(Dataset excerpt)
______
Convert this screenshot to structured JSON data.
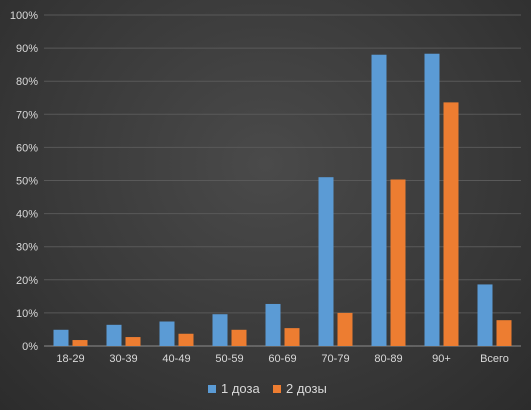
{
  "chart_data": {
    "type": "bar",
    "categories": [
      "18-29",
      "30-39",
      "40-49",
      "50-59",
      "60-69",
      "70-79",
      "80-89",
      "90+",
      "Всего"
    ],
    "series": [
      {
        "name": "1 доза",
        "values": [
          4.9,
          6.4,
          7.4,
          9.6,
          12.7,
          51.0,
          88.0,
          88.3,
          18.6
        ]
      },
      {
        "name": "2 дозы",
        "values": [
          1.8,
          2.7,
          3.7,
          4.9,
          5.4,
          10.0,
          50.3,
          73.6,
          7.8
        ]
      }
    ],
    "ylim": [
      0,
      100
    ],
    "yticks": [
      "0%",
      "10%",
      "20%",
      "30%",
      "40%",
      "50%",
      "60%",
      "70%",
      "80%",
      "90%",
      "100%"
    ],
    "grid": true,
    "legend_position": "bottom",
    "colors": {
      "series_1": "#5b9bd5",
      "series_2": "#ed7d31",
      "grid": "#595959",
      "text": "#d9d9d9"
    }
  }
}
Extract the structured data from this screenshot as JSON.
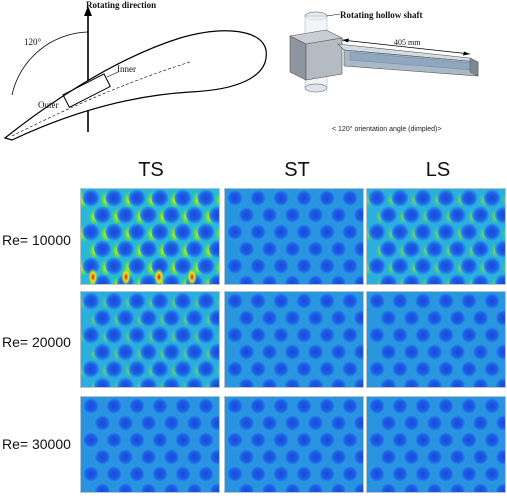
{
  "schematic": {
    "rotating_direction": "Rotating direction",
    "angle_label": "120°",
    "inner_label": "Inner",
    "outer_label": "Outer"
  },
  "apparatus": {
    "shaft_label": "Rotating hollow shaft",
    "length_label": "405 mm",
    "caption": "< 120° orientation angle (dimpled)>"
  },
  "grid": {
    "columns": [
      "TS",
      "ST",
      "LS"
    ],
    "rows": [
      "Re= 10000",
      "Re= 20000",
      "Re= 30000"
    ],
    "intensity": [
      [
        1.0,
        0.15,
        0.55
      ],
      [
        0.45,
        0.2,
        0.2
      ],
      [
        0.12,
        0.08,
        0.1
      ]
    ]
  },
  "colors": {
    "background_low": "#1a47d8",
    "dimple_ring": "#2a9fe8",
    "mid": "#2ad0c8",
    "high_green": "#5be03c",
    "peak_yellow": "#f5e51c",
    "peak_red": "#d81a12"
  }
}
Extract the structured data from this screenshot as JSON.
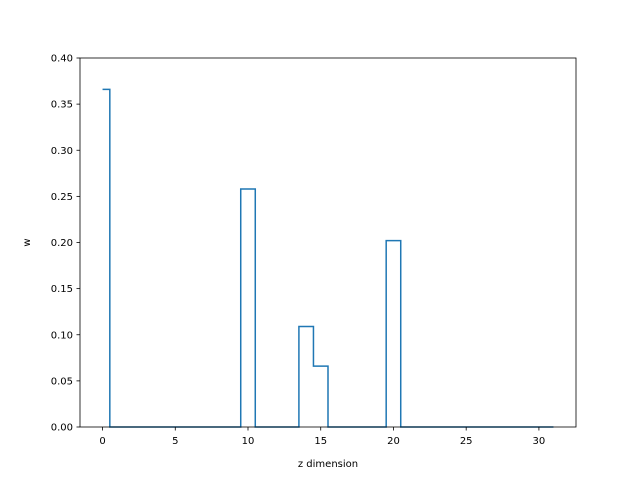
{
  "chart_data": {
    "type": "line",
    "drawstyle": "steps-mid",
    "title": "",
    "xlabel": "z dimension",
    "ylabel": "w",
    "xlim": [
      -1.55,
      32.55
    ],
    "ylim": [
      0,
      0.4
    ],
    "xticks": [
      0,
      5,
      10,
      15,
      20,
      25,
      30
    ],
    "xtick_labels": [
      "0",
      "5",
      "10",
      "15",
      "20",
      "25",
      "30"
    ],
    "yticks": [
      0.0,
      0.05,
      0.1,
      0.15,
      0.2,
      0.25,
      0.3,
      0.35,
      0.4
    ],
    "ytick_labels": [
      "0.00",
      "0.05",
      "0.10",
      "0.15",
      "0.20",
      "0.25",
      "0.30",
      "0.35",
      "0.40"
    ],
    "grid": false,
    "legend": false,
    "series": [
      {
        "color": "#1f77b4",
        "x": [
          0,
          1,
          2,
          3,
          4,
          5,
          6,
          7,
          8,
          9,
          10,
          11,
          12,
          13,
          14,
          15,
          16,
          17,
          18,
          19,
          20,
          21,
          22,
          23,
          24,
          25,
          26,
          27,
          28,
          29,
          30,
          31
        ],
        "y": [
          0.366,
          0,
          0,
          0,
          0,
          0,
          0,
          0,
          0,
          0,
          0.258,
          0,
          0,
          0,
          0.109,
          0.066,
          0,
          0,
          0,
          0,
          0.202,
          0,
          0,
          0,
          0,
          0,
          0,
          0,
          0,
          0,
          0,
          0
        ]
      }
    ]
  }
}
______
### Written request
Print every entry exactly as written, without the pictures.

### Response below
Convert this screenshot to structured JSON data.
{
  "chart_data": {
    "type": "bar",
    "categories": [
      "18-29",
      "30-39",
      "40-49",
      "50-59",
      "60-69",
      "70-79",
      "80-89",
      "90+",
      "Всего"
    ],
    "series": [
      {
        "name": "1 доза",
        "values": [
          4.9,
          6.4,
          7.4,
          9.6,
          12.7,
          51.0,
          88.0,
          88.3,
          18.6
        ]
      },
      {
        "name": "2 дозы",
        "values": [
          1.8,
          2.7,
          3.7,
          4.9,
          5.4,
          10.0,
          50.3,
          73.6,
          7.8
        ]
      }
    ],
    "ylim": [
      0,
      100
    ],
    "yticks": [
      "0%",
      "10%",
      "20%",
      "30%",
      "40%",
      "50%",
      "60%",
      "70%",
      "80%",
      "90%",
      "100%"
    ],
    "grid": true,
    "legend_position": "bottom",
    "colors": {
      "series_1": "#5b9bd5",
      "series_2": "#ed7d31",
      "grid": "#595959",
      "text": "#d9d9d9"
    }
  }
}
Extract the structured data from this screenshot as JSON.
{
  "schematic": {
    "rotating_direction": "Rotating direction",
    "angle_label": "120°",
    "inner_label": "Inner",
    "outer_label": "Outer"
  },
  "apparatus": {
    "shaft_label": "Rotating hollow shaft",
    "length_label": "405 mm",
    "caption": "< 120° orientation angle (dimpled)>"
  },
  "grid": {
    "columns": [
      "TS",
      "ST",
      "LS"
    ],
    "rows": [
      "Re= 10000",
      "Re= 20000",
      "Re= 30000"
    ],
    "intensity": [
      [
        1.0,
        0.15,
        0.55
      ],
      [
        0.45,
        0.2,
        0.2
      ],
      [
        0.12,
        0.08,
        0.1
      ]
    ]
  },
  "colors": {
    "background_low": "#1a47d8",
    "dimple_ring": "#2a9fe8",
    "mid": "#2ad0c8",
    "high_green": "#5be03c",
    "peak_yellow": "#f5e51c",
    "peak_red": "#d81a12"
  }
}
Extract the structured data from this screenshot as JSON.
{
  "chart_data": {
    "type": "line",
    "drawstyle": "steps-mid",
    "title": "",
    "xlabel": "z dimension",
    "ylabel": "w",
    "xlim": [
      -1.55,
      32.55
    ],
    "ylim": [
      0,
      0.4
    ],
    "xticks": [
      0,
      5,
      10,
      15,
      20,
      25,
      30
    ],
    "xtick_labels": [
      "0",
      "5",
      "10",
      "15",
      "20",
      "25",
      "30"
    ],
    "yticks": [
      0.0,
      0.05,
      0.1,
      0.15,
      0.2,
      0.25,
      0.3,
      0.35,
      0.4
    ],
    "ytick_labels": [
      "0.00",
      "0.05",
      "0.10",
      "0.15",
      "0.20",
      "0.25",
      "0.30",
      "0.35",
      "0.40"
    ],
    "grid": false,
    "legend": false,
    "series": [
      {
        "color": "#1f77b4",
        "x": [
          0,
          1,
          2,
          3,
          4,
          5,
          6,
          7,
          8,
          9,
          10,
          11,
          12,
          13,
          14,
          15,
          16,
          17,
          18,
          19,
          20,
          21,
          22,
          23,
          24,
          25,
          26,
          27,
          28,
          29,
          30,
          31
        ],
        "y": [
          0.366,
          0,
          0,
          0,
          0,
          0,
          0,
          0,
          0,
          0,
          0.258,
          0,
          0,
          0,
          0.109,
          0.066,
          0,
          0,
          0,
          0,
          0.202,
          0,
          0,
          0,
          0,
          0,
          0,
          0,
          0,
          0,
          0,
          0
        ]
      }
    ]
  }
}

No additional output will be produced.